Actually, I attempted Origins a few years back, and seem to remember stalling around the seemingly interminable section on pigeon breeding. Like all my attempts at reading the Victorian literary canon, I also struggled to cope with the endless commas. I can though heartily recommend Steven Jones’ Almost Like a Whale, his modern update of On The Origin of Species. And little beats Dawkin’s The Blind Watchmaker as a guide to the modern view of how evolution works.

Whatever you read, the essential argument is the same: natural selection is the foundation of our understanding of how the world — and our brains — came to be.

(2) Heart of Darkness, by Joseph Conrad

It took me a long time to pick up a book that would uncontroversially be called literature. Devouring science fiction, science, and history books was my youth. Literature seemed intimidating, too proper, and too sedate for my knowledge-hungry mind. Literature even looked scary, when publishers put them out in their identikit designed covers, with “classic” emblazoned on the front. Browsing a second-hand book fair as an undergraduate, my eyes fell on just such a paperback, Conrad’s Nostromo, about which I knew nothing. Apart from the fact it was the name of the cargo ship in Alien.

But I had heard of Conrad, through my other dalliance — films. I was comfortably more film literate than literate literate. I’d even watched Eisenstein’s Battleship Potemkin by choice, on my own, just to see the classic Odessa steps sequence, wanting to know how it matched up to Brian de Palma’s tribute in The Untouchables. So I knew that Conrad’s Heart of Darkness had underpinned the chaotic whirl of Apocalypse Now.

That fact alone was enough for me to reach for that battered copy of Nostromo, and part with the pittance it cost me. And it blew me away. The sprawling plot, and the rich, dense prose; the baroque punctuation: colons keeping sentences alive long after they should have died quietly: flowing majestically when by rights they should have been struggling for breath.

From that breakthrough flowed all the writers I went on to discover, and so flowed what ability I have to write. Which is just as well, for when I did finally read Heart of Darkness a few years back I was inevitably disappointed, finding it curiously slow, full of longueurs, despite its brevity. No matter: its job was done long ago.

(3) Akira, by Katsuhiro Otomo

Possibly my favourite film. First watched, mouth agape, in a school art lesson at the age of 14, thanks to a broad-minded art teacher who’d been persuaded by a friend of mine to experience some Japanese anime and stick on this videotape for a lesson. It drew me into cyberpunk, and its recurring themes of enhanced humans, enhanced brains, and AI. Opened the door to the books of Gibson, Sterling, Stephenson and more. Little wonder then, looking back, that I was drawn to studying Cognitive Science for my degree, a mess of neuroscience and psychology and AI and philosophy of mind, or that I wound up as a computational neuroscientist, using code to understand the brain.

Or that I ended up writing a book about how the brain computes, about the gulf between what we know about how the brain works and how the neural networks of AI currently work, and about the gap between our knowledge of neurons and what it means to be human.

*STORED DATA*

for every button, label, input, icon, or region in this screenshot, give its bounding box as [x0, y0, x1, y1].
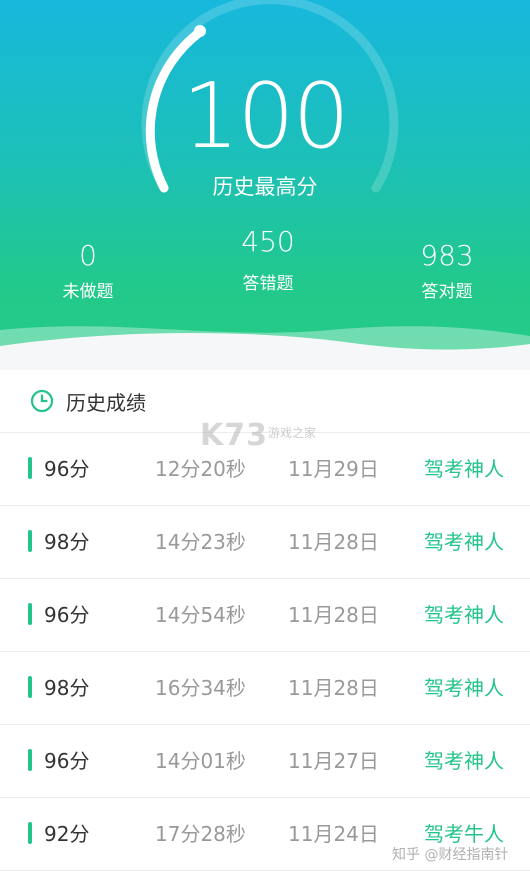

*WORK INSTRUCTIONS*
- A) According to the book-recommendation passage, what made the writer buy the copy of Nostromo at the second-hand book fair? Answer in one to three sentences.
- B) Name every film the book-recommendation passage mentions by title.
- C) Carry on with the book-recommendation passage from the point where it stops.

*OUTPUTS FOR THE TASKS*
- A) Through films, the writer had heard of Conrad and knew that his Heart of Darkness underpinned Apocalypse Now. That fact alone was enough for the writer to reach for the battered copy of Nostromo and pay the small price.

- B)
- Alien
- Battleship Potemkin
- The Untouchables
- Apocalypse Now
- Akira

- C)
Only later did I learn that the film was based on the epic manga saga of the same name. And it suddenly became clear to me: how these characters were so well realised, how the animation was so beautifully drawn — and why the film made no sense as it compressed into two hours six years worth of manga comics. Later again I was finally the proud owner of the six Dark Horse volumes of the complete Akira saga, so much richer than the film. And comprehensible. But they didn’t have that pounding soundtrack, or the streaked red blur of tail lights as Kaneda’s bike tore across the screen.

(4) The Organization of Behavior, by Donald O Hebb

What, you’ve not read it? You’re in good company. I’m pretty sure almost all neuroscientists and psychologists have never read Hebb’s tome, despite having plenty of time to do so since it was published in 1949. But its influence is everywhere. For Hebb introduced two of the key ideas of neuroscience in his book, ideas that permeate my work, my book, and the work of countless others.

It was he who first clearly articulated the idea that neurons who fire together, wire together. That if neuron A is consistently active at the same time as neuron B, then the strength of any connection between them should be strengthened. For the mere fact that they fire together implies they are doing an important job of processing something — whether that be looking at stuff, or hearing, or deciding, or moving, or the receipt of reward. So it makes sense that they should be more strongly connected, for then it makes it easier to process or remember the stuff in the future.

Not content with that, in his second key idea he pointed out an inevitable consequence: if lots of pairs of neurons did this fire-and-wire strengthening of the connections between them, and those pairs overlapped, so neuron A connects to B, and B in turn connects to neuron C, then the result would be a group of neurons that will always tend to fire together — an assembly of neurons. An assembly of neurons whose collective activity represented or computed the same thing.

These ideas are central to modern neuroscience: we are immersed in the search for the specific rules of how the connections between neurons strengthen, and how that underpins the brain’s development and learning. And as for groups of neurons carrying information in their collective firing, my book’s central theme is just that: of how our spectacular tools of modern neuroscience, recording from hundreds or thousands of single neurons at the same time, have shown beyond doubt that groups of neurons sending messages together is how the brain computes.

Perhaps one day I will read Hebb’s book, and discover therein a third key idea, previously forgotten, that will make my fortune. Until then, you can see how I’m getting on with coming up with my own ideas about the brain by reading my dispatches from the frontlines of neuroscience on my Medium publication The Spike.

p.s. if you’re interested, I do have some recommendations of books about brains, books that I have both read and learnt something from: see this list.

Twitter: @markdhumphries

The Spike: An Epic Journey Through the Brain in 2.1 Seconds is published by Princeton University Press, and available now from your favourite bookseller in paperback, hardback, e-book, and audiobook.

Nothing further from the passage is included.